- **What this task involves**
Copy the data below exactly, omitting any picture it contains.
─── Data to use
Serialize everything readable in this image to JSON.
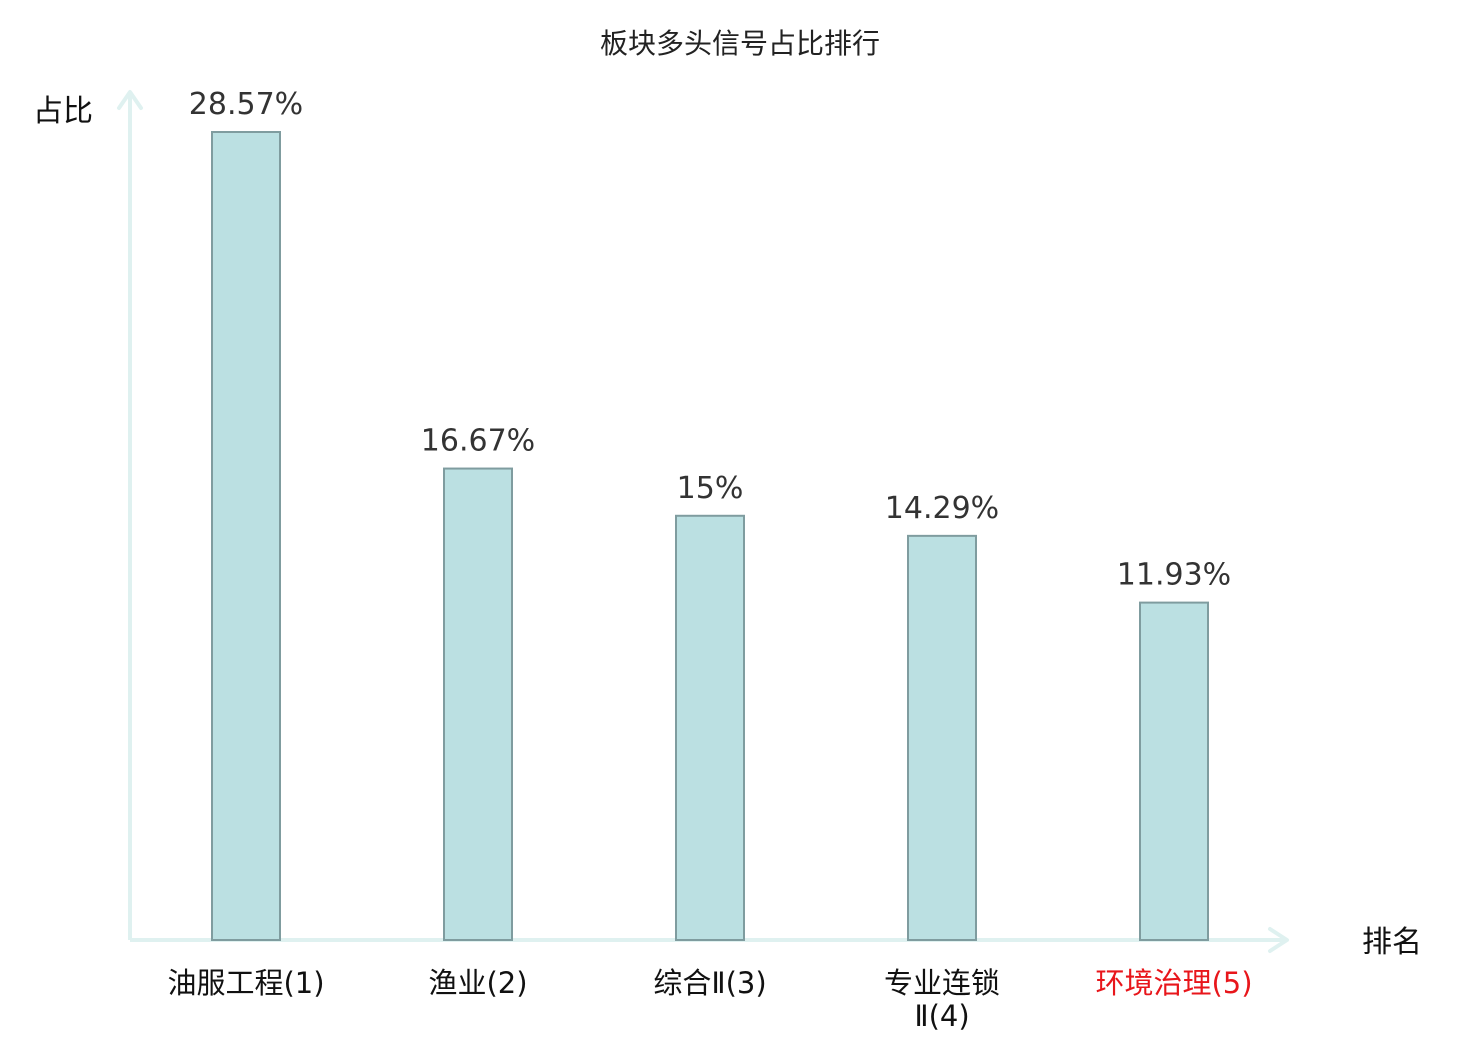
{
  "chart_data": {
    "type": "bar",
    "title": "板块多头信号占比排行",
    "ylabel": "占比",
    "xlabel": "排名",
    "categories": [
      {
        "lines": [
          "油服工程(1)"
        ],
        "highlight": false
      },
      {
        "lines": [
          "渔业(2)"
        ],
        "highlight": false
      },
      {
        "lines": [
          "综合Ⅱ(3)"
        ],
        "highlight": false
      },
      {
        "lines": [
          "专业连锁",
          "Ⅱ(4)"
        ],
        "highlight": false
      },
      {
        "lines": [
          "环境治理(5)"
        ],
        "highlight": true
      }
    ],
    "values": [
      28.57,
      16.67,
      15,
      14.29,
      11.93
    ],
    "value_labels": [
      "28.57%",
      "16.67%",
      "15%",
      "14.29%",
      "11.93%"
    ],
    "ylim": [
      0,
      30
    ],
    "grid": false,
    "legend": false
  },
  "colors": {
    "bar_fill": "#bbe0e2",
    "bar_stroke": "#7f9c9f",
    "axis": "#dff1f0",
    "label_text": "#111111",
    "highlight_text": "#e8161b",
    "value_text": "#333333"
  }
}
──────
- **Output for this task**
Serialize everything readable in this image to JSON.
{
  "chart_data": {
    "type": "bar",
    "title": "板块多头信号占比排行",
    "ylabel": "占比",
    "xlabel": "排名",
    "categories": [
      {
        "lines": [
          "油服工程(1)"
        ],
        "highlight": false
      },
      {
        "lines": [
          "渔业(2)"
        ],
        "highlight": false
      },
      {
        "lines": [
          "综合Ⅱ(3)"
        ],
        "highlight": false
      },
      {
        "lines": [
          "专业连锁",
          "Ⅱ(4)"
        ],
        "highlight": false
      },
      {
        "lines": [
          "环境治理(5)"
        ],
        "highlight": true
      }
    ],
    "values": [
      28.57,
      16.67,
      15,
      14.29,
      11.93
    ],
    "value_labels": [
      "28.57%",
      "16.67%",
      "15%",
      "14.29%",
      "11.93%"
    ],
    "ylim": [
      0,
      30
    ],
    "grid": false,
    "legend": false
  },
  "colors": {
    "bar_fill": "#bbe0e2",
    "bar_stroke": "#7f9c9f",
    "axis": "#dff1f0",
    "label_text": "#111111",
    "highlight_text": "#e8161b",
    "value_text": "#333333"
  }
}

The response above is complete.